THE PROBLEM ▸ The records that follow must be reproduced in full, exactly as written.

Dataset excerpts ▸
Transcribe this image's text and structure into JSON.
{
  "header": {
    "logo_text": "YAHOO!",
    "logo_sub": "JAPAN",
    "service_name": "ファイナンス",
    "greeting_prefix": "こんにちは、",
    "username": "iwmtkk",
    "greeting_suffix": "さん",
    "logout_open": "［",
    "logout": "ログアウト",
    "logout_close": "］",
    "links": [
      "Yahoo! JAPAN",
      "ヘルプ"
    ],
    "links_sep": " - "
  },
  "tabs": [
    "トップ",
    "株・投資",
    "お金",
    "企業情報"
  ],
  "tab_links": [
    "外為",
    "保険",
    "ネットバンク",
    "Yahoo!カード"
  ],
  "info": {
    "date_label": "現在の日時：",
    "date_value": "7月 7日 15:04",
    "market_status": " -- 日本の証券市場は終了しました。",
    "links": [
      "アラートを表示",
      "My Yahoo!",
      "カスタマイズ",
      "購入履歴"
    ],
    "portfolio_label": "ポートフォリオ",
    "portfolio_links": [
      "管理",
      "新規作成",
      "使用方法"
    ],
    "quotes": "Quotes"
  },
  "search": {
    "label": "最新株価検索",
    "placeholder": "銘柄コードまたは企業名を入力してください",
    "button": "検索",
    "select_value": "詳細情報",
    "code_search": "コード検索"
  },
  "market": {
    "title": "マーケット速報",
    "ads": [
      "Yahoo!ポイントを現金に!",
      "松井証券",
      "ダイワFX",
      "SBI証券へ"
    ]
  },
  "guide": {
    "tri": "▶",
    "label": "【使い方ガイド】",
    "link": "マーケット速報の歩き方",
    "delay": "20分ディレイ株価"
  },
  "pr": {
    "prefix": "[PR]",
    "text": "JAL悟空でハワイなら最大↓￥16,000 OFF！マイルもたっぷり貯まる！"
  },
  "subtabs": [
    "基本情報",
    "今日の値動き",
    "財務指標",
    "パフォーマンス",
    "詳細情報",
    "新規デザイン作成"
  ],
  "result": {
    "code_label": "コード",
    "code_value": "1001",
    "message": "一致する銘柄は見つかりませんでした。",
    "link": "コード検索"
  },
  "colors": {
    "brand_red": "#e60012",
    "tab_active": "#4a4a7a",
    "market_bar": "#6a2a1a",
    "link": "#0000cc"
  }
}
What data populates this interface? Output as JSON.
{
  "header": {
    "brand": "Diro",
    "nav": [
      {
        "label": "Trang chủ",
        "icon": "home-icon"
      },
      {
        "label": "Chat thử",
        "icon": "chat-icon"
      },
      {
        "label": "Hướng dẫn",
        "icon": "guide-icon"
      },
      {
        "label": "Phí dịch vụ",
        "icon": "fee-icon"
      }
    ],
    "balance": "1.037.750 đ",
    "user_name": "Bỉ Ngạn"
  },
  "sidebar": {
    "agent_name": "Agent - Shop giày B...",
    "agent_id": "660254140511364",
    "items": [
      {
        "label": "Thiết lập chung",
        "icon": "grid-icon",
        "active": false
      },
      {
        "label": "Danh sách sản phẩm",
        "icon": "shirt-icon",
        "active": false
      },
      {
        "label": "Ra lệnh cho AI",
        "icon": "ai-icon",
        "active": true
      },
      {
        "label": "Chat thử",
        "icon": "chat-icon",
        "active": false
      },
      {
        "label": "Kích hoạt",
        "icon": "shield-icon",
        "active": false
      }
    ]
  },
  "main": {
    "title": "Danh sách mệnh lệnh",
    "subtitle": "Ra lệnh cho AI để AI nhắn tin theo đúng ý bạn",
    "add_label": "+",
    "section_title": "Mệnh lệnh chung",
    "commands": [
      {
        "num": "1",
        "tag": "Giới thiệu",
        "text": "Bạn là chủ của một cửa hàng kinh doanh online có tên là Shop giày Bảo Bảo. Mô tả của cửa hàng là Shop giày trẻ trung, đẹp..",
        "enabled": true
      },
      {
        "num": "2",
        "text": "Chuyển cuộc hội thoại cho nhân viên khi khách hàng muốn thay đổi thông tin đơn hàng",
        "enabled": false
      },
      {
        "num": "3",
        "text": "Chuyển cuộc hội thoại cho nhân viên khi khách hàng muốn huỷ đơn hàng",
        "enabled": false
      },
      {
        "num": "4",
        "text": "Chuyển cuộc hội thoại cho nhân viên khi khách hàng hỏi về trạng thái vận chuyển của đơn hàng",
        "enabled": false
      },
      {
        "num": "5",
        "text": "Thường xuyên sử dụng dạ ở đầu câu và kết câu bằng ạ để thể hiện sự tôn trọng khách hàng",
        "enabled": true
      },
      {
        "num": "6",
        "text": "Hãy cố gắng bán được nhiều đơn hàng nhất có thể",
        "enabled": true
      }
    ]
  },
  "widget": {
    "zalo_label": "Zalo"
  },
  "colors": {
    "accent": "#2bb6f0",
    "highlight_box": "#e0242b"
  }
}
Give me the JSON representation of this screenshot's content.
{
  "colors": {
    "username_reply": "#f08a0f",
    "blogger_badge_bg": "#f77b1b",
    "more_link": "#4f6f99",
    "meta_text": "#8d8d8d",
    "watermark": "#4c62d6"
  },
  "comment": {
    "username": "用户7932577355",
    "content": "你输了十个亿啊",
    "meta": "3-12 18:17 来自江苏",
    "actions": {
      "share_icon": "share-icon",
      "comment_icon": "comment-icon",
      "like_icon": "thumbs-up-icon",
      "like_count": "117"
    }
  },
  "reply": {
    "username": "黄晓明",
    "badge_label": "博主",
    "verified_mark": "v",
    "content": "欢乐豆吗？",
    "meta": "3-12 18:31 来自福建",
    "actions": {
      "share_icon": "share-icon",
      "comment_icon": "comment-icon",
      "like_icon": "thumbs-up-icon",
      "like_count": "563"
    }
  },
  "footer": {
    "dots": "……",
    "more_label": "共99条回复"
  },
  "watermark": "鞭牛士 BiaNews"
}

TASK OUTPUT ▸
Transcribe this image's text and structure into JSON.
{
  "header": {
    "logo_text": "YAHOO!",
    "logo_sub": "JAPAN",
    "service_name": "ファイナンス",
    "greeting_prefix": "こんにちは、",
    "username": "iwmtkk",
    "greeting_suffix": "さん",
    "logout_open": "［",
    "logout": "ログアウト",
    "logout_close": "］",
    "links": [
      "Yahoo! JAPAN",
      "ヘルプ"
    ],
    "links_sep": " - "
  },
  "tabs": [
    "トップ",
    "株・投資",
    "お金",
    "企業情報"
  ],
  "tab_links": [
    "外為",
    "保険",
    "ネットバンク",
    "Yahoo!カード"
  ],
  "info": {
    "date_label": "現在の日時：",
    "date_value": "7月 7日 15:04",
    "market_status": " -- 日本の証券市場は終了しました。",
    "links": [
      "アラートを表示",
      "My Yahoo!",
      "カスタマイズ",
      "購入履歴"
    ],
    "portfolio_label": "ポートフォリオ",
    "portfolio_links": [
      "管理",
      "新規作成",
      "使用方法"
    ],
    "quotes": "Quotes"
  },
  "search": {
    "label": "最新株価検索",
    "placeholder": "銘柄コードまたは企業名を入力してください",
    "button": "検索",
    "select_value": "詳細情報",
    "code_search": "コード検索"
  },
  "market": {
    "title": "マーケット速報",
    "ads": [
      "Yahoo!ポイントを現金に!",
      "松井証券",
      "ダイワFX",
      "SBI証券へ"
    ]
  },
  "guide": {
    "tri": "▶",
    "label": "【使い方ガイド】",
    "link": "マーケット速報の歩き方",
    "delay": "20分ディレイ株価"
  },
  "pr": {
    "prefix": "[PR]",
    "text": "JAL悟空でハワイなら最大↓￥16,000 OFF！マイルもたっぷり貯まる！"
  },
  "subtabs": [
    "基本情報",
    "今日の値動き",
    "財務指標",
    "パフォーマンス",
    "詳細情報",
    "新規デザイン作成"
  ],
  "result": {
    "code_label": "コード",
    "code_value": "1001",
    "message": "一致する銘柄は見つかりませんでした。",
    "link": "コード検索"
  },
  "colors": {
    "brand_red": "#e60012",
    "tab_active": "#4a4a7a",
    "market_bar": "#6a2a1a",
    "link": "#0000cc"
  }
}
What data populates this interface? Output as JSON.
{
  "header": {
    "brand": "Diro",
    "nav": [
      {
        "label": "Trang chủ",
        "icon": "home-icon"
      },
      {
        "label": "Chat thử",
        "icon": "chat-icon"
      },
      {
        "label": "Hướng dẫn",
        "icon": "guide-icon"
      },
      {
        "label": "Phí dịch vụ",
        "icon": "fee-icon"
      }
    ],
    "balance": "1.037.750 đ",
    "user_name": "Bỉ Ngạn"
  },
  "sidebar": {
    "agent_name": "Agent - Shop giày B...",
    "agent_id": "660254140511364",
    "items": [
      {
        "label": "Thiết lập chung",
        "icon": "grid-icon",
        "active": false
      },
      {
        "label": "Danh sách sản phẩm",
        "icon": "shirt-icon",
        "active": false
      },
      {
        "label": "Ra lệnh cho AI",
        "icon": "ai-icon",
        "active": true
      },
      {
        "label": "Chat thử",
        "icon": "chat-icon",
        "active": false
      },
      {
        "label": "Kích hoạt",
        "icon": "shield-icon",
        "active": false
      }
    ]
  },
  "main": {
    "title": "Danh sách mệnh lệnh",
    "subtitle": "Ra lệnh cho AI để AI nhắn tin theo đúng ý bạn",
    "add_label": "+",
    "section_title": "Mệnh lệnh chung",
    "commands": [
      {
        "num": "1",
        "tag": "Giới thiệu",
        "text": "Bạn là chủ của một cửa hàng kinh doanh online có tên là Shop giày Bảo Bảo. Mô tả của cửa hàng là Shop giày trẻ trung, đẹp..",
        "enabled": true
      },
      {
        "num": "2",
        "text": "Chuyển cuộc hội thoại cho nhân viên khi khách hàng muốn thay đổi thông tin đơn hàng",
        "enabled": false
      },
      {
        "num": "3",
        "text": "Chuyển cuộc hội thoại cho nhân viên khi khách hàng muốn huỷ đơn hàng",
        "enabled": false
      },
      {
        "num": "4",
        "text": "Chuyển cuộc hội thoại cho nhân viên khi khách hàng hỏi về trạng thái vận chuyển của đơn hàng",
        "enabled": false
      },
      {
        "num": "5",
        "text": "Thường xuyên sử dụng dạ ở đầu câu và kết câu bằng ạ để thể hiện sự tôn trọng khách hàng",
        "enabled": true
      },
      {
        "num": "6",
        "text": "Hãy cố gắng bán được nhiều đơn hàng nhất có thể",
        "enabled": true
      }
    ]
  },
  "widget": {
    "zalo_label": "Zalo"
  },
  "colors": {
    "accent": "#2bb6f0",
    "highlight_box": "#e0242b"
  }
}
Give me the JSON representation of this screenshot's content.
{
  "colors": {
    "username_reply": "#f08a0f",
    "blogger_badge_bg": "#f77b1b",
    "more_link": "#4f6f99",
    "meta_text": "#8d8d8d",
    "watermark": "#4c62d6"
  },
  "comment": {
    "username": "用户7932577355",
    "content": "你输了十个亿啊",
    "meta": "3-12 18:17 来自江苏",
    "actions": {
      "share_icon": "share-icon",
      "comment_icon": "comment-icon",
      "like_icon": "thumbs-up-icon",
      "like_count": "117"
    }
  },
  "reply": {
    "username": "黄晓明",
    "badge_label": "博主",
    "verified_mark": "v",
    "content": "欢乐豆吗？",
    "meta": "3-12 18:31 来自福建",
    "actions": {
      "share_icon": "share-icon",
      "comment_icon": "comment-icon",
      "like_icon": "thumbs-up-icon",
      "like_count": "563"
    }
  },
  "footer": {
    "dots": "……",
    "more_label": "共99条回复"
  },
  "watermark": "鞭牛士 BiaNews"
}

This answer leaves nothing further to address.